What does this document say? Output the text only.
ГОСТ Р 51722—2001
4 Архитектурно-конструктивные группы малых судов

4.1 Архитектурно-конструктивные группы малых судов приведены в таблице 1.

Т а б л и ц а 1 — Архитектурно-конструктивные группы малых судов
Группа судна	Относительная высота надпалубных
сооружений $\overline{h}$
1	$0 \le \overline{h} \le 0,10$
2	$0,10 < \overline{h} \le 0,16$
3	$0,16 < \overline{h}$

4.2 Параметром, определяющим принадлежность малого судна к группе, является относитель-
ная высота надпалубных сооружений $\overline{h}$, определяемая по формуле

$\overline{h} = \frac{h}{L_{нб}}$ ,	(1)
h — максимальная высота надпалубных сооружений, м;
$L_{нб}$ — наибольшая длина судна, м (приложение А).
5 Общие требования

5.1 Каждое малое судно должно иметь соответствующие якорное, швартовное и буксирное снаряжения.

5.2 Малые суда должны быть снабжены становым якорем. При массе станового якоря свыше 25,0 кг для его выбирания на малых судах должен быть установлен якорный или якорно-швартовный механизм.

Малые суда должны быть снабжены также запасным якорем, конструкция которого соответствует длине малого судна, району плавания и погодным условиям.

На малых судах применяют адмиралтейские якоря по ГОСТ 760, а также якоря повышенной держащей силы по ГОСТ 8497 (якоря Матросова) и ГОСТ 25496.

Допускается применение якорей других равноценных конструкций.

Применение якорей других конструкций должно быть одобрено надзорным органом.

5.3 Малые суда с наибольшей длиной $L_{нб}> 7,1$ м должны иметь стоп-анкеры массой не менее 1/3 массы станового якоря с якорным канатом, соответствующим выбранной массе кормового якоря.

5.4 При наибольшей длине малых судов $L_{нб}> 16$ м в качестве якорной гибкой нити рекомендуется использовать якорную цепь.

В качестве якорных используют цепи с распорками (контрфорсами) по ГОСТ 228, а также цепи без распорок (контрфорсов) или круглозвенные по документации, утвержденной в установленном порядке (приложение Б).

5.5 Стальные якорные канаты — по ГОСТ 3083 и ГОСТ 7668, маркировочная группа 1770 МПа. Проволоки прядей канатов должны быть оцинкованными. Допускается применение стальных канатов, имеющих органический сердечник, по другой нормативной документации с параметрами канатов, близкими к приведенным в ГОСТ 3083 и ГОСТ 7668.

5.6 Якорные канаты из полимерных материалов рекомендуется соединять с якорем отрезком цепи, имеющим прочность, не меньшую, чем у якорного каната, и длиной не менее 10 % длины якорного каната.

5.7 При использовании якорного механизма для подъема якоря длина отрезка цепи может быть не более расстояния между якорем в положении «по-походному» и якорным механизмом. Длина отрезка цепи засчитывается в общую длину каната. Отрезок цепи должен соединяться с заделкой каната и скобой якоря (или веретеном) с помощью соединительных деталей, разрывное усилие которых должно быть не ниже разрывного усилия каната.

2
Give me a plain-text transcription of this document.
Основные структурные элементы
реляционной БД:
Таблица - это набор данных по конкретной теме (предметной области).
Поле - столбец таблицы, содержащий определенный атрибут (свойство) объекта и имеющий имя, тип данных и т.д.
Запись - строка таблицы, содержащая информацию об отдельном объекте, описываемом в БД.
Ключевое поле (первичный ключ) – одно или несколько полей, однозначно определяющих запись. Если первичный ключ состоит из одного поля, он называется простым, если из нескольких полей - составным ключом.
┄┄┄┄┄┄┄┄┄┄
Pick out the lines above containing the word "должен", then copy them.

5.2 Малые суда должны быть снабжены становым якорем. При массе станового якоря свыше 25,0 кг для его выбирания на малых судах должен быть установлен якорный или якорно-швартовный механизм.
5.7 При использовании якорного механизма для подъема якоря длина отрезка цепи может быть не более расстояния между якорем в положении «по-походному» и якорным механизмом. Длина отрезка цепи засчитывается в общую длину каната. Отрезок цепи должен соединяться с заделкой каната и скобой якоря (или веретеном) с помощью соединительных деталей, разрывное усилие которых должно быть не ниже разрывного усилия каната.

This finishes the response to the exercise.